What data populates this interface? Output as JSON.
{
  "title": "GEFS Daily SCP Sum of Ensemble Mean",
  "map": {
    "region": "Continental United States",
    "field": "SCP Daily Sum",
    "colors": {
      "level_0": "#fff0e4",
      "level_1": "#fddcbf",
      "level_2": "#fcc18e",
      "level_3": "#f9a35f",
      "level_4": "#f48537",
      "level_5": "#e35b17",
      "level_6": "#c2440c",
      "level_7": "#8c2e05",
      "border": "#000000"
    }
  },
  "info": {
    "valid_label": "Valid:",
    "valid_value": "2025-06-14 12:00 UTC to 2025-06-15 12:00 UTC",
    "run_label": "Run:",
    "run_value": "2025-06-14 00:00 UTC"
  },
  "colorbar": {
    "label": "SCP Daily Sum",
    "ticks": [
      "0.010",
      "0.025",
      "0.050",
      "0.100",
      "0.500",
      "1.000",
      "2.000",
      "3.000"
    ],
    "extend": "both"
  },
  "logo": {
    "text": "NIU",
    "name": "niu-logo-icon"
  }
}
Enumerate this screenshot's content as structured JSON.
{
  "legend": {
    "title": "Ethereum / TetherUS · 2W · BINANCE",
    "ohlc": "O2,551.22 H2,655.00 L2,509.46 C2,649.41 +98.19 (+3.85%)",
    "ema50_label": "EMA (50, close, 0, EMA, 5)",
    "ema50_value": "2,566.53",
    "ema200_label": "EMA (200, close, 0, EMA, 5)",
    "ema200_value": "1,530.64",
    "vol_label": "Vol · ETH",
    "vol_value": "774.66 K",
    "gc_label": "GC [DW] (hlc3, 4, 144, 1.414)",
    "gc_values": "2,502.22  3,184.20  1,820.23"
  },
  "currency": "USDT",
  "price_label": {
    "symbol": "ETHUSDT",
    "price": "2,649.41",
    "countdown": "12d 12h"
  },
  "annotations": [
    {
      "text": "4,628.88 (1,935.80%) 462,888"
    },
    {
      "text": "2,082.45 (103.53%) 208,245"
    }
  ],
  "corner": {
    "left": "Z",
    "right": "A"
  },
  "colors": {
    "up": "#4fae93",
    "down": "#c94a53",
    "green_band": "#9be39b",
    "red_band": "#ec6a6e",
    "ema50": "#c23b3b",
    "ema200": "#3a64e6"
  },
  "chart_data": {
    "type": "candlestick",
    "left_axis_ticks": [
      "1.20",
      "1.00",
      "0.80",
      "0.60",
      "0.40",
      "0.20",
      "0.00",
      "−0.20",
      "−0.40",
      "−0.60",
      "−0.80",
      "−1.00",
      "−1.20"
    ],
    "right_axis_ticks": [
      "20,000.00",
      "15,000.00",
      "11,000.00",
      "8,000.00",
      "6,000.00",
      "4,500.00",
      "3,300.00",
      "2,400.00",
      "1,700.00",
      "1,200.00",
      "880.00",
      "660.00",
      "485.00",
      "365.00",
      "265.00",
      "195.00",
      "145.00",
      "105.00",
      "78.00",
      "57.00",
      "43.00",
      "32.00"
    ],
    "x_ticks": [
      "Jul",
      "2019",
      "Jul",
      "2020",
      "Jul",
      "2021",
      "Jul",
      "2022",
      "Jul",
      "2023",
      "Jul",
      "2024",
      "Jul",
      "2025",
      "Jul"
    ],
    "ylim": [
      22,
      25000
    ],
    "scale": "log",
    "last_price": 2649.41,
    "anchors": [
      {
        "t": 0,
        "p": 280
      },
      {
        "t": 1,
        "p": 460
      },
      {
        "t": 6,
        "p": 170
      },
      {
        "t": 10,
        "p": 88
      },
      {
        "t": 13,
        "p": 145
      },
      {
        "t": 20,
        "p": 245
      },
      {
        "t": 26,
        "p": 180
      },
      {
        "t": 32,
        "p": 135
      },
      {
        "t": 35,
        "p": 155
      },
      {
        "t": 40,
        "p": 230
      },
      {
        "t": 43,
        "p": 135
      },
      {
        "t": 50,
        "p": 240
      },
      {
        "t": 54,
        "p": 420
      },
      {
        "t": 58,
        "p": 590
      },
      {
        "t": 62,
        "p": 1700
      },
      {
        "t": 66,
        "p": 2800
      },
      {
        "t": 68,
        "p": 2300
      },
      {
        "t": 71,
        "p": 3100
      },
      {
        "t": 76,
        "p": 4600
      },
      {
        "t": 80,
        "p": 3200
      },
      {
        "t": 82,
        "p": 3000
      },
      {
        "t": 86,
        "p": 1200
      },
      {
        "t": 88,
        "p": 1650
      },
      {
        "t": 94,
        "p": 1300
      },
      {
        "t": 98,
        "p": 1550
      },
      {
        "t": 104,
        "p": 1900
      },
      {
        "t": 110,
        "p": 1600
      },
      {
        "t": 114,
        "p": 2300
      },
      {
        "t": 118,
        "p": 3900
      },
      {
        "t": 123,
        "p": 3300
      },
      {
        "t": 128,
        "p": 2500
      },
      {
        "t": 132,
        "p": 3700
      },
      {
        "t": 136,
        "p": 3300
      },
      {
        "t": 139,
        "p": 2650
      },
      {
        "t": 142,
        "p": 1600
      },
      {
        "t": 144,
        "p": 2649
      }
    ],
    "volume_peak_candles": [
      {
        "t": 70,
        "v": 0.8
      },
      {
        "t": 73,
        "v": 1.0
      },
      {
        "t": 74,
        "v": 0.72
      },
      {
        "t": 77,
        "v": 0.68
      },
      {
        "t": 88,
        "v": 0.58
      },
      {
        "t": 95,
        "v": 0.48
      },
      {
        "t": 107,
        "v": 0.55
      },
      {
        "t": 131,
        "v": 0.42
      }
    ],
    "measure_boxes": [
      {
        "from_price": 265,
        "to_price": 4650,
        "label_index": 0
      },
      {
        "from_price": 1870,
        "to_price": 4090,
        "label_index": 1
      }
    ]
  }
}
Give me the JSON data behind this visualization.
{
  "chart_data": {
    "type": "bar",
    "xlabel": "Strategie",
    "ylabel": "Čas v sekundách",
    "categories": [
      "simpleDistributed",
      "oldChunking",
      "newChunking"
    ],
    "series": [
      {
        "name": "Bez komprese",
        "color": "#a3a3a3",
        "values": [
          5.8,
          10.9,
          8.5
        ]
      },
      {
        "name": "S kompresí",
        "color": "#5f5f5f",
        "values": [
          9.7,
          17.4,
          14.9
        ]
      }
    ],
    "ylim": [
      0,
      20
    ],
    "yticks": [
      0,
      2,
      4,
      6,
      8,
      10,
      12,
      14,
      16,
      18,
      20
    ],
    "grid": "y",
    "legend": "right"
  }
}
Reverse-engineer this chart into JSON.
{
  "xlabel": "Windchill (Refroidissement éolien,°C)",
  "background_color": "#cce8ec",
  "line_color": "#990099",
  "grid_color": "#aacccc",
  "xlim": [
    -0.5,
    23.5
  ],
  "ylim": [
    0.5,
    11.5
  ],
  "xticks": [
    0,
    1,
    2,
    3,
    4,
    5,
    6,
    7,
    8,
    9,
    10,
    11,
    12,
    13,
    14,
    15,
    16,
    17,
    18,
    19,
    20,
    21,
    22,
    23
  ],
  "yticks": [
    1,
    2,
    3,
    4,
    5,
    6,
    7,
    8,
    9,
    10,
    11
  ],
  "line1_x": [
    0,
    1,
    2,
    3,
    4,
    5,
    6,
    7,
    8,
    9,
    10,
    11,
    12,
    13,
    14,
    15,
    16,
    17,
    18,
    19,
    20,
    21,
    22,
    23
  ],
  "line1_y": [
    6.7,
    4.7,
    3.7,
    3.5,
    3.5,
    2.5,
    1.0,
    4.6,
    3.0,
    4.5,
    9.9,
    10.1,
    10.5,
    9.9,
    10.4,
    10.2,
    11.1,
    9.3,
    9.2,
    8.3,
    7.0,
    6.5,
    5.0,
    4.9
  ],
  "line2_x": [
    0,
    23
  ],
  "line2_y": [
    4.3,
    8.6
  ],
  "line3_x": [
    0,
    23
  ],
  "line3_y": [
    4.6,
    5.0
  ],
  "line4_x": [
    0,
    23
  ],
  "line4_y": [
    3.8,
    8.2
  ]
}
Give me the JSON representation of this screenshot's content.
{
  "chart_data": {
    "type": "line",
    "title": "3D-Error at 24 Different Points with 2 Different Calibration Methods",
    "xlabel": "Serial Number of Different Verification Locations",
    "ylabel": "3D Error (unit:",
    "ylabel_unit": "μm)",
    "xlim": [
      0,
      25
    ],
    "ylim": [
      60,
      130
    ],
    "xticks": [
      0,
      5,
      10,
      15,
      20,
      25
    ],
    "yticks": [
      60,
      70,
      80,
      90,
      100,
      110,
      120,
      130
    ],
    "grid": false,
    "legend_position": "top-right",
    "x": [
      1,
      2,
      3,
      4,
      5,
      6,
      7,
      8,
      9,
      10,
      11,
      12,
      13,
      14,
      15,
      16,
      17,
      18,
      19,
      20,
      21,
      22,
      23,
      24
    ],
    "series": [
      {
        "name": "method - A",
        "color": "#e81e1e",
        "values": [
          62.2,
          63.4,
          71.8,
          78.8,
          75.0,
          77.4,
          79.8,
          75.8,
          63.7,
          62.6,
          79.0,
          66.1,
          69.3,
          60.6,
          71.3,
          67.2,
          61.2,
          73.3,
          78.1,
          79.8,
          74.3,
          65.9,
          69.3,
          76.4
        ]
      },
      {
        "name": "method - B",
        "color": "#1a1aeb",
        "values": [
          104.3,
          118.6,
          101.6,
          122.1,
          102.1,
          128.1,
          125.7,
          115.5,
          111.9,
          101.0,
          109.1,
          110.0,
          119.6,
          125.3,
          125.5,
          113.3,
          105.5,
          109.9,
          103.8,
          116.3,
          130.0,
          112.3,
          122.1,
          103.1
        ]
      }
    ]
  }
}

————————

Find "title". Copy every line it occurs in.

Answer below ::
  "title": "GEFS Daily SCP Sum of Ensemble Mean",
    "title": "Ethereum / TetherUS · 2W · BINANCE",
    "title": "3D-Error at 24 Different Points with 2 Different Calibration Methods",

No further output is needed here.